__The task__: Print the entries in full, word for word, but not the pictures.
__________________________________________________
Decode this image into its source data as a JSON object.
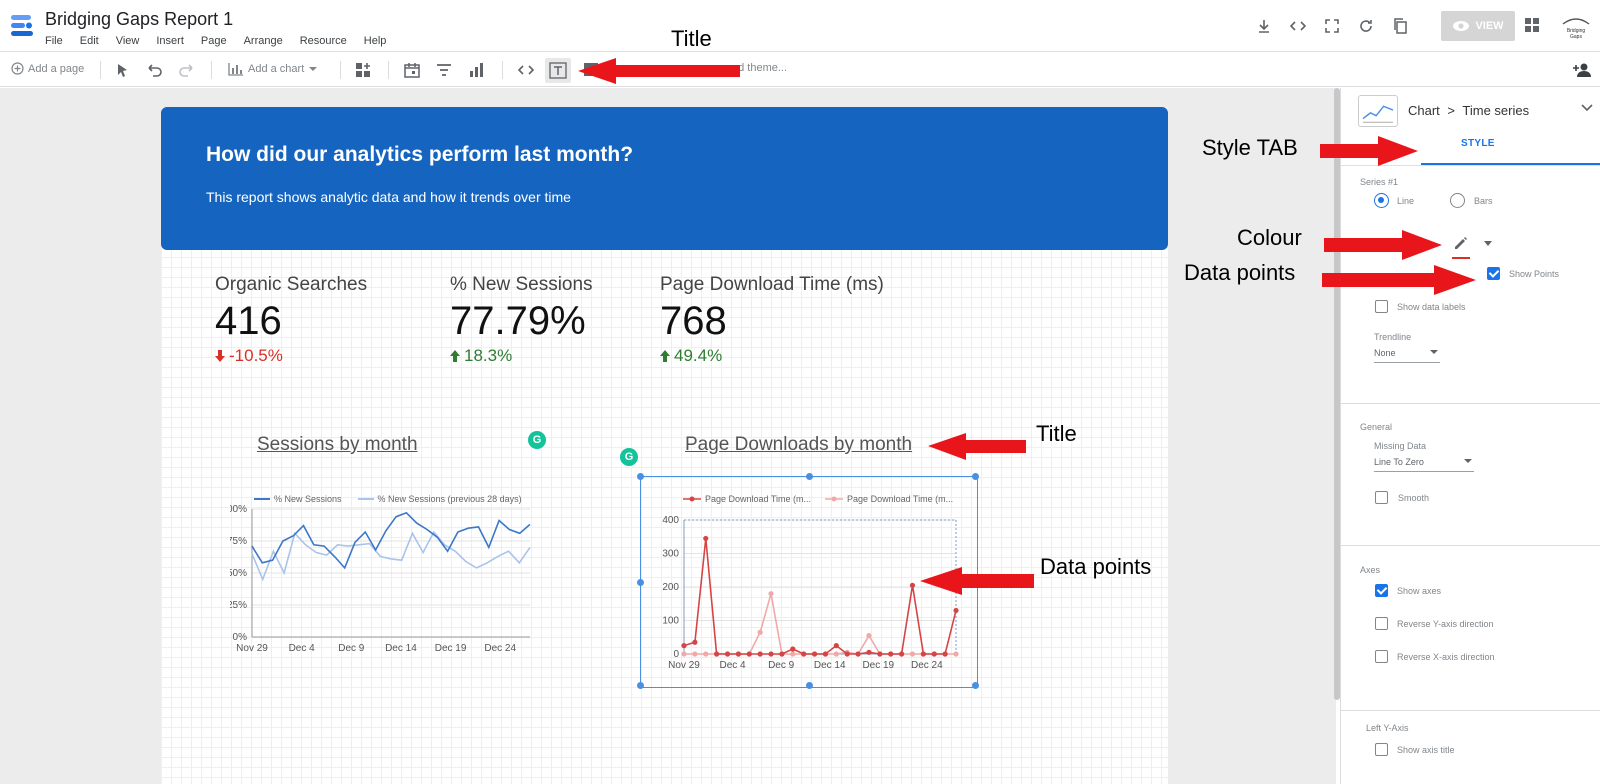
{
  "header": {
    "title": "Bridging Gaps Report 1",
    "menu": [
      "File",
      "Edit",
      "View",
      "Insert",
      "Page",
      "Arrange",
      "Resource",
      "Help"
    ],
    "view_label": "VIEW",
    "brand_text": "Bridging Gaps"
  },
  "toolbar": {
    "add_page": "Add a page",
    "add_chart": "Add a chart",
    "theme": "nd theme..."
  },
  "banner": {
    "title": "How did our analytics perform last month?",
    "subtitle": "This report shows analytic data and how it trends over time"
  },
  "kpis": [
    {
      "label": "Organic Searches",
      "value": "416",
      "delta": "-10.5%",
      "direction": "down"
    },
    {
      "label": "% New Sessions",
      "value": "77.79%",
      "delta": "18.3%",
      "direction": "up"
    },
    {
      "label": "Page Download Time (ms)",
      "value": "768",
      "delta": "49.4%",
      "direction": "up"
    }
  ],
  "charts": {
    "sessions_title": "Sessions by month",
    "downloads_title": "Page Downloads by month",
    "grammarly_badge": "G"
  },
  "chart_data": [
    {
      "type": "line",
      "title": "Sessions by month",
      "x_ticks": [
        "Nov 29",
        "Dec 4",
        "Dec 9",
        "Dec 14",
        "Dec 19",
        "Dec 24"
      ],
      "y_ticks": [
        "100%",
        "75%",
        "50%",
        "25%",
        "0%"
      ],
      "ylim": [
        0,
        100
      ],
      "series": [
        {
          "name": "% New Sessions",
          "color": "#3c78c8",
          "values": [
            71,
            58,
            60,
            75,
            79,
            87,
            72,
            71,
            63,
            54,
            74,
            82,
            68,
            83,
            94,
            97,
            89,
            84,
            78,
            67,
            82,
            85,
            86,
            70,
            91,
            84,
            81,
            88
          ]
        },
        {
          "name": "% New Sessions (previous 28 days)",
          "color": "#a9c4ea",
          "values": [
            65,
            45,
            67,
            50,
            81,
            72,
            66,
            64,
            72,
            71,
            72,
            73,
            63,
            61,
            60,
            81,
            66,
            82,
            72,
            67,
            59,
            54,
            58,
            63,
            67,
            58,
            70
          ]
        }
      ]
    },
    {
      "type": "line",
      "title": "Page Downloads by month",
      "x_ticks": [
        "Nov 29",
        "Dec 4",
        "Dec 9",
        "Dec 14",
        "Dec 19",
        "Dec 24"
      ],
      "y_ticks": [
        "400",
        "300",
        "200",
        "100",
        "0"
      ],
      "ylim": [
        0,
        400
      ],
      "series": [
        {
          "name": "Page Download Time (m...",
          "color": "#d64545",
          "values": [
            25,
            35,
            345,
            0,
            0,
            0,
            0,
            0,
            0,
            0,
            15,
            0,
            0,
            0,
            25,
            0,
            0,
            5,
            0,
            0,
            0,
            205,
            0,
            0,
            0,
            130
          ]
        },
        {
          "name": "Page Download Time (m...",
          "color": "#f0a8a8",
          "values": [
            0,
            0,
            0,
            0,
            0,
            0,
            0,
            65,
            180,
            0,
            0,
            0,
            0,
            0,
            0,
            5,
            0,
            55,
            0,
            0,
            0,
            0,
            0,
            0,
            0,
            0
          ]
        }
      ]
    }
  ],
  "panel": {
    "crumb_chart": "Chart",
    "crumb_type": "Time series",
    "tab_style": "STYLE",
    "series_label": "Series #1",
    "radio_line": "Line",
    "radio_bars": "Bars",
    "show_points": "Show Points",
    "show_data_labels": "Show data labels",
    "trendline_label": "Trendline",
    "trendline_value": "None",
    "general_label": "General",
    "missing_data_label": "Missing Data",
    "missing_data_value": "Line To Zero",
    "smooth": "Smooth",
    "axes_label": "Axes",
    "show_axes": "Show axes",
    "reverse_y": "Reverse Y-axis direction",
    "reverse_x": "Reverse X-axis direction",
    "left_y_label": "Left Y-Axis",
    "show_axis_title": "Show axis title"
  },
  "annotations": {
    "title_top": "Title",
    "style_tab": "Style TAB",
    "colour": "Colour",
    "data_points_panel": "Data points",
    "title_chart": "Title",
    "data_points_chart": "Data points"
  },
  "colors": {
    "brand_blue": "#1565c0",
    "accent": "#1a73e8",
    "arrow_red": "#e8151b",
    "negative": "#d93025",
    "positive": "#2e7d32"
  }
}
__________________________________________________
__Task output__:
Decode this image into its source data as a JSON object.
{
  "header": {
    "title": "Bridging Gaps Report 1",
    "menu": [
      "File",
      "Edit",
      "View",
      "Insert",
      "Page",
      "Arrange",
      "Resource",
      "Help"
    ],
    "view_label": "VIEW",
    "brand_text": "Bridging Gaps"
  },
  "toolbar": {
    "add_page": "Add a page",
    "add_chart": "Add a chart",
    "theme": "nd theme..."
  },
  "banner": {
    "title": "How did our analytics perform last month?",
    "subtitle": "This report shows analytic data and how it trends over time"
  },
  "kpis": [
    {
      "label": "Organic Searches",
      "value": "416",
      "delta": "-10.5%",
      "direction": "down"
    },
    {
      "label": "% New Sessions",
      "value": "77.79%",
      "delta": "18.3%",
      "direction": "up"
    },
    {
      "label": "Page Download Time (ms)",
      "value": "768",
      "delta": "49.4%",
      "direction": "up"
    }
  ],
  "charts": {
    "sessions_title": "Sessions by month",
    "downloads_title": "Page Downloads by month",
    "grammarly_badge": "G"
  },
  "chart_data": [
    {
      "type": "line",
      "title": "Sessions by month",
      "x_ticks": [
        "Nov 29",
        "Dec 4",
        "Dec 9",
        "Dec 14",
        "Dec 19",
        "Dec 24"
      ],
      "y_ticks": [
        "100%",
        "75%",
        "50%",
        "25%",
        "0%"
      ],
      "ylim": [
        0,
        100
      ],
      "series": [
        {
          "name": "% New Sessions",
          "color": "#3c78c8",
          "values": [
            71,
            58,
            60,
            75,
            79,
            87,
            72,
            71,
            63,
            54,
            74,
            82,
            68,
            83,
            94,
            97,
            89,
            84,
            78,
            67,
            82,
            85,
            86,
            70,
            91,
            84,
            81,
            88
          ]
        },
        {
          "name": "% New Sessions (previous 28 days)",
          "color": "#a9c4ea",
          "values": [
            65,
            45,
            67,
            50,
            81,
            72,
            66,
            64,
            72,
            71,
            72,
            73,
            63,
            61,
            60,
            81,
            66,
            82,
            72,
            67,
            59,
            54,
            58,
            63,
            67,
            58,
            70
          ]
        }
      ]
    },
    {
      "type": "line",
      "title": "Page Downloads by month",
      "x_ticks": [
        "Nov 29",
        "Dec 4",
        "Dec 9",
        "Dec 14",
        "Dec 19",
        "Dec 24"
      ],
      "y_ticks": [
        "400",
        "300",
        "200",
        "100",
        "0"
      ],
      "ylim": [
        0,
        400
      ],
      "series": [
        {
          "name": "Page Download Time (m...",
          "color": "#d64545",
          "values": [
            25,
            35,
            345,
            0,
            0,
            0,
            0,
            0,
            0,
            0,
            15,
            0,
            0,
            0,
            25,
            0,
            0,
            5,
            0,
            0,
            0,
            205,
            0,
            0,
            0,
            130
          ]
        },
        {
          "name": "Page Download Time (m...",
          "color": "#f0a8a8",
          "values": [
            0,
            0,
            0,
            0,
            0,
            0,
            0,
            65,
            180,
            0,
            0,
            0,
            0,
            0,
            0,
            5,
            0,
            55,
            0,
            0,
            0,
            0,
            0,
            0,
            0,
            0
          ]
        }
      ]
    }
  ],
  "panel": {
    "crumb_chart": "Chart",
    "crumb_type": "Time series",
    "tab_style": "STYLE",
    "series_label": "Series #1",
    "radio_line": "Line",
    "radio_bars": "Bars",
    "show_points": "Show Points",
    "show_data_labels": "Show data labels",
    "trendline_label": "Trendline",
    "trendline_value": "None",
    "general_label": "General",
    "missing_data_label": "Missing Data",
    "missing_data_value": "Line To Zero",
    "smooth": "Smooth",
    "axes_label": "Axes",
    "show_axes": "Show axes",
    "reverse_y": "Reverse Y-axis direction",
    "reverse_x": "Reverse X-axis direction",
    "left_y_label": "Left Y-Axis",
    "show_axis_title": "Show axis title"
  },
  "annotations": {
    "title_top": "Title",
    "style_tab": "Style TAB",
    "colour": "Colour",
    "data_points_panel": "Data points",
    "title_chart": "Title",
    "data_points_chart": "Data points"
  },
  "colors": {
    "brand_blue": "#1565c0",
    "accent": "#1a73e8",
    "arrow_red": "#e8151b",
    "negative": "#d93025",
    "positive": "#2e7d32"
  }
}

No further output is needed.